Make an exact copy of the entries below with the pictures removed.

MATERIAL SHOWN —
····················

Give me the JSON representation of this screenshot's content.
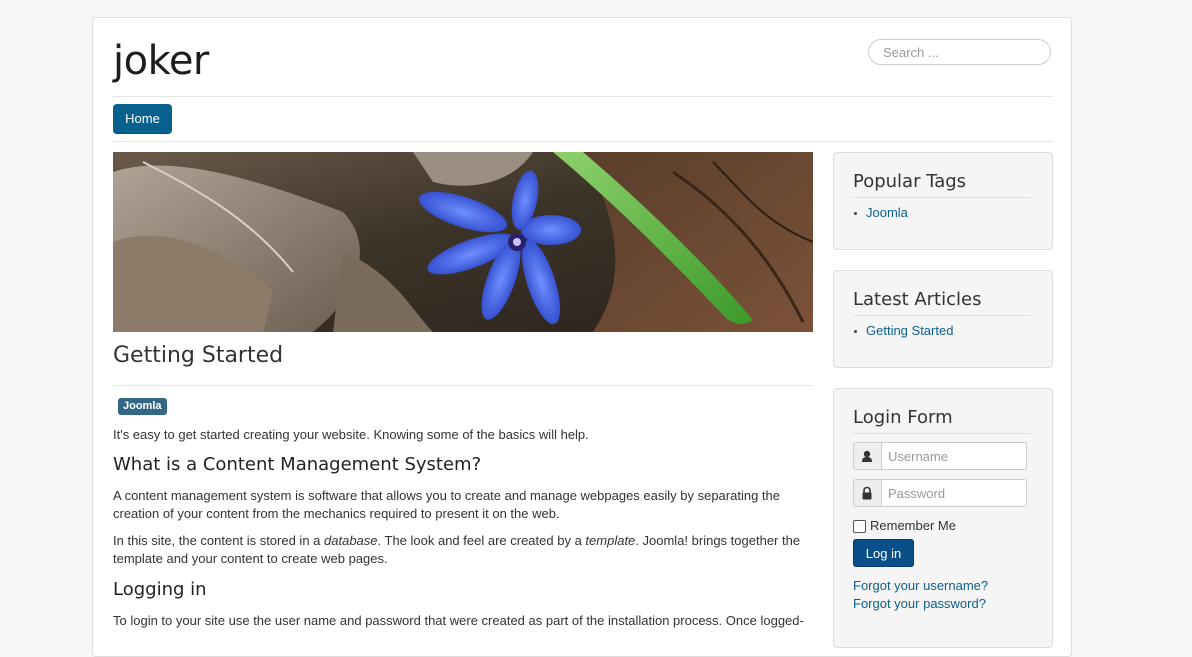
{
  "header": {
    "site_title": "joker",
    "search_placeholder": "Search ..."
  },
  "nav": {
    "home_label": "Home"
  },
  "colors": {
    "accent": "#08608c",
    "link": "#0c5e8c",
    "tag": "#346786",
    "login_button": "#0b4f8a"
  },
  "main": {
    "hero_image": "blue flower among dry leaves",
    "article_title": "Getting Started",
    "tag": "Joomla",
    "intro": "It's easy to get started creating your website. Knowing some of the basics will help.",
    "h_cms": "What is a Content Management System?",
    "cms_p": "A content management system is software that allows you to create and manage webpages easily by separating the creation of your content from the mechanics required to present it on the web.",
    "site_p_1": "In this site, the content is stored in a ",
    "site_p_em1": "database",
    "site_p_2": ". The look and feel are created by a ",
    "site_p_em2": "template",
    "site_p_3": ". Joomla! brings together the template and your content to create web pages.",
    "h_login": "Logging in",
    "login_p": "To login to your site use the user name and password that were created as part of the installation process. Once logged-"
  },
  "sidebar": {
    "popular_tags": {
      "title": "Popular Tags",
      "items": [
        "Joomla"
      ]
    },
    "latest_articles": {
      "title": "Latest Articles",
      "items": [
        "Getting Started"
      ]
    },
    "login_form": {
      "title": "Login Form",
      "username_placeholder": "Username",
      "password_placeholder": "Password",
      "user_icon": "user-icon",
      "lock_icon": "lock-icon",
      "remember_label": "Remember Me",
      "remember_checked": false,
      "login_button": "Log in",
      "forgot_username": "Forgot your username?",
      "forgot_password": "Forgot your password?"
    }
  }
}
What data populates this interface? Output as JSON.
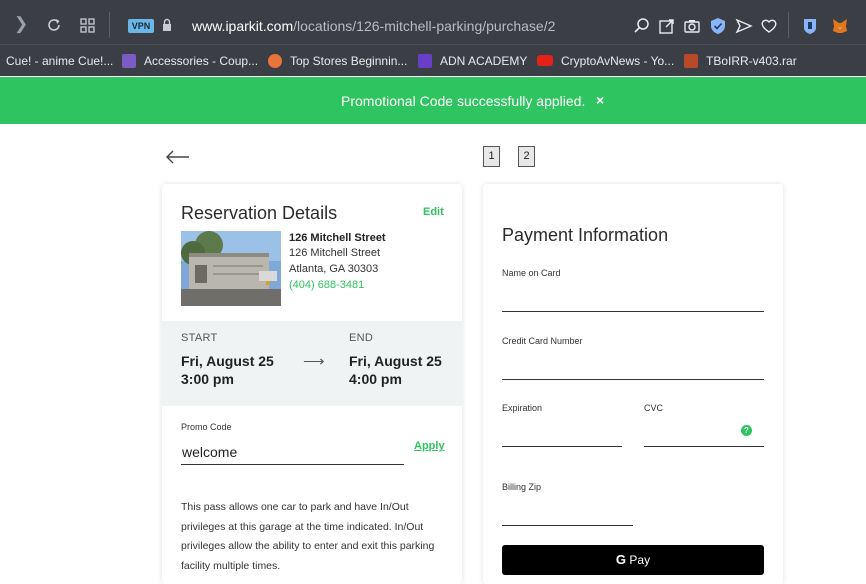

····················

COMPLETED TASK —
Give me the JSON representation of this screenshot's content.
{
  "header": {
    "site_title": "joker",
    "search_placeholder": "Search ..."
  },
  "nav": {
    "home_label": "Home"
  },
  "colors": {
    "accent": "#08608c",
    "link": "#0c5e8c",
    "tag": "#346786",
    "login_button": "#0b4f8a"
  },
  "main": {
    "hero_image": "blue flower among dry leaves",
    "article_title": "Getting Started",
    "tag": "Joomla",
    "intro": "It's easy to get started creating your website. Knowing some of the basics will help.",
    "h_cms": "What is a Content Management System?",
    "cms_p": "A content management system is software that allows you to create and manage webpages easily by separating the creation of your content from the mechanics required to present it on the web.",
    "site_p_1": "In this site, the content is stored in a ",
    "site_p_em1": "database",
    "site_p_2": ". The look and feel are created by a ",
    "site_p_em2": "template",
    "site_p_3": ". Joomla! brings together the template and your content to create web pages.",
    "h_login": "Logging in",
    "login_p": "To login to your site use the user name and password that were created as part of the installation process. Once logged-"
  },
  "sidebar": {
    "popular_tags": {
      "title": "Popular Tags",
      "items": [
        "Joomla"
      ]
    },
    "latest_articles": {
      "title": "Latest Articles",
      "items": [
        "Getting Started"
      ]
    },
    "login_form": {
      "title": "Login Form",
      "username_placeholder": "Username",
      "password_placeholder": "Password",
      "user_icon": "user-icon",
      "lock_icon": "lock-icon",
      "remember_label": "Remember Me",
      "remember_checked": false,
      "login_button": "Log in",
      "forgot_username": "Forgot your username?",
      "forgot_password": "Forgot your password?"
    }
  }
}
What data populates this interface? Output as JSON.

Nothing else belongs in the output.